- _Exercise inputs_

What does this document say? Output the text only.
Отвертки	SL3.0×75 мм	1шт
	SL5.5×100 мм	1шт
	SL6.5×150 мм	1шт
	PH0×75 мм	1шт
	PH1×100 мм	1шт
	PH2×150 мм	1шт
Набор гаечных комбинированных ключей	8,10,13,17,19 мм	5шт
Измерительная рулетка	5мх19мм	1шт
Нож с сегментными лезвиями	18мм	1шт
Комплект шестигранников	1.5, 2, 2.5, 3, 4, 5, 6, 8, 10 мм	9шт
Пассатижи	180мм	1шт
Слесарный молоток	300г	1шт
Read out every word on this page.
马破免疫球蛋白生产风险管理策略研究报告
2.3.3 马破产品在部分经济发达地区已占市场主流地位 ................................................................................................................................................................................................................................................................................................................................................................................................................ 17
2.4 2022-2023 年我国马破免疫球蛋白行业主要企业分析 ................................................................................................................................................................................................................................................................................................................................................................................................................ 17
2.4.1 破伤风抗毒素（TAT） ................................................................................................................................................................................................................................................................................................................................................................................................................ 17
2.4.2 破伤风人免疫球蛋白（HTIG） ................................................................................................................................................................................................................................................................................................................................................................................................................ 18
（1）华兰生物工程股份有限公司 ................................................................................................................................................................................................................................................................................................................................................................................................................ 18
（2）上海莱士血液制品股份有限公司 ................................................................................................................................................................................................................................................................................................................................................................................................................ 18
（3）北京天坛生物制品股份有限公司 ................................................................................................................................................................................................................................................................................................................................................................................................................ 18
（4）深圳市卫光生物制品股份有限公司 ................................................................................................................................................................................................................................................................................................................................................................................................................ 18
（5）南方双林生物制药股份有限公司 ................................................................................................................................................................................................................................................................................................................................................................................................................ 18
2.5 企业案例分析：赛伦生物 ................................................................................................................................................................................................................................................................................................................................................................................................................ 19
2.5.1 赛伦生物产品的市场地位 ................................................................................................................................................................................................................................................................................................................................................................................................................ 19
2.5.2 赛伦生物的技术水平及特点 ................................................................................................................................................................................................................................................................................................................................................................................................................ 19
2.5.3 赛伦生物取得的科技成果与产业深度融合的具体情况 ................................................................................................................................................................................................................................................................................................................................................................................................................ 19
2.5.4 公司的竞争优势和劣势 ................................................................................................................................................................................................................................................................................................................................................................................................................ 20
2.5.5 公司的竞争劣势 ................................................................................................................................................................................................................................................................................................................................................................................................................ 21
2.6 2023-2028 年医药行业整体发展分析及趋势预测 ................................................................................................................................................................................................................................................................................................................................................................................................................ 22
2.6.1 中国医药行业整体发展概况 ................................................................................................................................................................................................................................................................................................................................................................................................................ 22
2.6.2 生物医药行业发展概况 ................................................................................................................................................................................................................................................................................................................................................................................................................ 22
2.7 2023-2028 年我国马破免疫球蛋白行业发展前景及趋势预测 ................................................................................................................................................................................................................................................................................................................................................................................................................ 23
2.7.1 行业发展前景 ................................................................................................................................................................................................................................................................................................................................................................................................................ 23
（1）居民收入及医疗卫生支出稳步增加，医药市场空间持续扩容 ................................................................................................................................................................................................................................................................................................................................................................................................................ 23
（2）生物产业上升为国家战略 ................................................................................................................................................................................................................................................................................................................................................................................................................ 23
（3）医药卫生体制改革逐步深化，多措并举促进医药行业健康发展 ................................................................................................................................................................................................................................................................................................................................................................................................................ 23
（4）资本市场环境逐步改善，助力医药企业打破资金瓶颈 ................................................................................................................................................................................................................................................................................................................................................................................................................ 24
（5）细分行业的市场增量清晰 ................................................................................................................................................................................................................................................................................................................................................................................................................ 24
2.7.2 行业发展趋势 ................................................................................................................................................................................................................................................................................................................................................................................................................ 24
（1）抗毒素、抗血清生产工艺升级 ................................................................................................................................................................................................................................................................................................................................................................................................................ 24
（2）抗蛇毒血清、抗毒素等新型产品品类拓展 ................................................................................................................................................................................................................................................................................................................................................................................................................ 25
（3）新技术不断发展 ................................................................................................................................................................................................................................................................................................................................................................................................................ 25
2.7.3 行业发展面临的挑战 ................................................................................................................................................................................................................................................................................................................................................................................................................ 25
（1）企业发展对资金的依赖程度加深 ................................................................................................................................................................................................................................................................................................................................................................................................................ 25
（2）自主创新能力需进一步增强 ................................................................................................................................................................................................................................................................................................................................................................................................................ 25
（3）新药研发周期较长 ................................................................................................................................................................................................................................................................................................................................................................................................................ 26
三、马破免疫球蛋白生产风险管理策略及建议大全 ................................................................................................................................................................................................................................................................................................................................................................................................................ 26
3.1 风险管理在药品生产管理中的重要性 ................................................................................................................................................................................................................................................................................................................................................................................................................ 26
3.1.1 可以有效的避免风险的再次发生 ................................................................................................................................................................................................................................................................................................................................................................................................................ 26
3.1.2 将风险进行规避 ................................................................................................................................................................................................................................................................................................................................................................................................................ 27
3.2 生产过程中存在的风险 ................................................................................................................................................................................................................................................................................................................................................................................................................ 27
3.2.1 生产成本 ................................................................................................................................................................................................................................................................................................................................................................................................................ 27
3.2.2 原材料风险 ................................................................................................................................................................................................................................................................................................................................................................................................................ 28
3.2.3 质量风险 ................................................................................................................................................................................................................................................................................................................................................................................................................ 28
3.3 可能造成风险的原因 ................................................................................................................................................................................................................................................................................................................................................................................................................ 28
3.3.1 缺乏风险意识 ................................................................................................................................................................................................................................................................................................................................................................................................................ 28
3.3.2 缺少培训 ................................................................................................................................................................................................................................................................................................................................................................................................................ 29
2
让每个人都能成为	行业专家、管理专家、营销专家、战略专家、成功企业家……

- _Short exercise_
From the listing above, reproduce all the lines exactly.

- _Solved problem_
What does this document say? Output the text only.
Отвертки	SL3.0×75 мм	1шт
	SL5.5×100 мм	1шт
	SL6.5×150 мм	1шт
	PH0×75 мм	1шт
	PH1×100 мм	1шт
	PH2×150 мм	1шт
Набор гаечных комбинированных ключей	8,10,13,17,19 мм	5шт
Измерительная рулетка	5мх19мм	1шт
Нож с сегментными лезвиями	18мм	1шт
Комплект шестигранников	1.5, 2, 2.5, 3, 4, 5, 6, 8, 10 мм	9шт
Пассатижи	180мм	1шт
Слесарный молоток	300г	1шт
Read out every word on this page.
马破免疫球蛋白生产风险管理策略研究报告
2.3.3 马破产品在部分经济发达地区已占市场主流地位 ................................................................................................................................................................................................................................................................................................................................................................................................................ 17
2.4 2022-2023 年我国马破免疫球蛋白行业主要企业分析 ................................................................................................................................................................................................................................................................................................................................................................................................................ 17
2.4.1 破伤风抗毒素（TAT） ................................................................................................................................................................................................................................................................................................................................................................................................................ 17
2.4.2 破伤风人免疫球蛋白（HTIG） ................................................................................................................................................................................................................................................................................................................................................................................................................ 18
（1）华兰生物工程股份有限公司 ................................................................................................................................................................................................................................................................................................................................................................................................................ 18
（2）上海莱士血液制品股份有限公司 ................................................................................................................................................................................................................................................................................................................................................................................................................ 18
（3）北京天坛生物制品股份有限公司 ................................................................................................................................................................................................................................................................................................................................................................................................................ 18
（4）深圳市卫光生物制品股份有限公司 ................................................................................................................................................................................................................................................................................................................................................................................................................ 18
（5）南方双林生物制药股份有限公司 ................................................................................................................................................................................................................................................................................................................................................................................................................ 18
2.5 企业案例分析：赛伦生物 ................................................................................................................................................................................................................................................................................................................................................................................................................ 19
2.5.1 赛伦生物产品的市场地位 ................................................................................................................................................................................................................................................................................................................................................................................................................ 19
2.5.2 赛伦生物的技术水平及特点 ................................................................................................................................................................................................................................................................................................................................................................................................................ 19
2.5.3 赛伦生物取得的科技成果与产业深度融合的具体情况 ................................................................................................................................................................................................................................................................................................................................................................................................................ 19
2.5.4 公司的竞争优势和劣势 ................................................................................................................................................................................................................................................................................................................................................................................................................ 20
2.5.5 公司的竞争劣势 ................................................................................................................................................................................................................................................................................................................................................................................................................ 21
2.6 2023-2028 年医药行业整体发展分析及趋势预测 ................................................................................................................................................................................................................................................................................................................................................................................................................ 22
2.6.1 中国医药行业整体发展概况 ................................................................................................................................................................................................................................................................................................................................................................................................................ 22
2.6.2 生物医药行业发展概况 ................................................................................................................................................................................................................................................................................................................................................................................................................ 22
2.7 2023-2028 年我国马破免疫球蛋白行业发展前景及趋势预测 ................................................................................................................................................................................................................................................................................................................................................................................................................ 23
2.7.1 行业发展前景 ................................................................................................................................................................................................................................................................................................................................................................................................................ 23
（1）居民收入及医疗卫生支出稳步增加，医药市场空间持续扩容 ................................................................................................................................................................................................................................................................................................................................................................................................................ 23
（2）生物产业上升为国家战略 ................................................................................................................................................................................................................................................................................................................................................................................................................ 23
（3）医药卫生体制改革逐步深化，多措并举促进医药行业健康发展 ................................................................................................................................................................................................................................................................................................................................................................................................................ 23
（4）资本市场环境逐步改善，助力医药企业打破资金瓶颈 ................................................................................................................................................................................................................................................................................................................................................................................................................ 24
（5）细分行业的市场增量清晰 ................................................................................................................................................................................................................................................................................................................................................................................................................ 24
2.7.2 行业发展趋势 ................................................................................................................................................................................................................................................................................................................................................................................................................ 24
（1）抗毒素、抗血清生产工艺升级 ................................................................................................................................................................................................................................................................................................................................................................................................................ 24
（2）抗蛇毒血清、抗毒素等新型产品品类拓展 ................................................................................................................................................................................................................................................................................................................................................................................................................ 25
（3）新技术不断发展 ................................................................................................................................................................................................................................................................................................................................................................................................................ 25
2.7.3 行业发展面临的挑战 ................................................................................................................................................................................................................................................................................................................................................................................................................ 25
（1）企业发展对资金的依赖程度加深 ................................................................................................................................................................................................................................................................................................................................................................................................................ 25
（2）自主创新能力需进一步增强 ................................................................................................................................................................................................................................................................................................................................................................................................................ 25
（3）新药研发周期较长 ................................................................................................................................................................................................................................................................................................................................................................................................................ 26
三、马破免疫球蛋白生产风险管理策略及建议大全 ................................................................................................................................................................................................................................................................................................................................................................................................................ 26
3.1 风险管理在药品生产管理中的重要性 ................................................................................................................................................................................................................................................................................................................................................................................................................ 26
3.1.1 可以有效的避免风险的再次发生 ................................................................................................................................................................................................................................................................................................................................................................................................................ 26
3.1.2 将风险进行规避 ................................................................................................................................................................................................................................................................................................................................................................................................................ 27
3.2 生产过程中存在的风险 ................................................................................................................................................................................................................................................................................................................................................................................................................ 27
3.2.1 生产成本 ................................................................................................................................................................................................................................................................................................................................................................................................................ 27
3.2.2 原材料风险 ................................................................................................................................................................................................................................................................................................................................................................................................................ 28
3.2.3 质量风险 ................................................................................................................................................................................................................................................................................................................................................................................................................ 28
3.3 可能造成风险的原因 ................................................................................................................................................................................................................................................................................................................................................................................................................ 28
3.3.1 缺乏风险意识 ................................................................................................................................................................................................................................................................................................................................................................................................................ 28
3.3.2 缺少培训 ................................................................................................................................................................................................................................................................................................................................................................................................................ 29
2
让每个人都能成为	行业专家、管理专家、营销专家、战略专家、成功企业家……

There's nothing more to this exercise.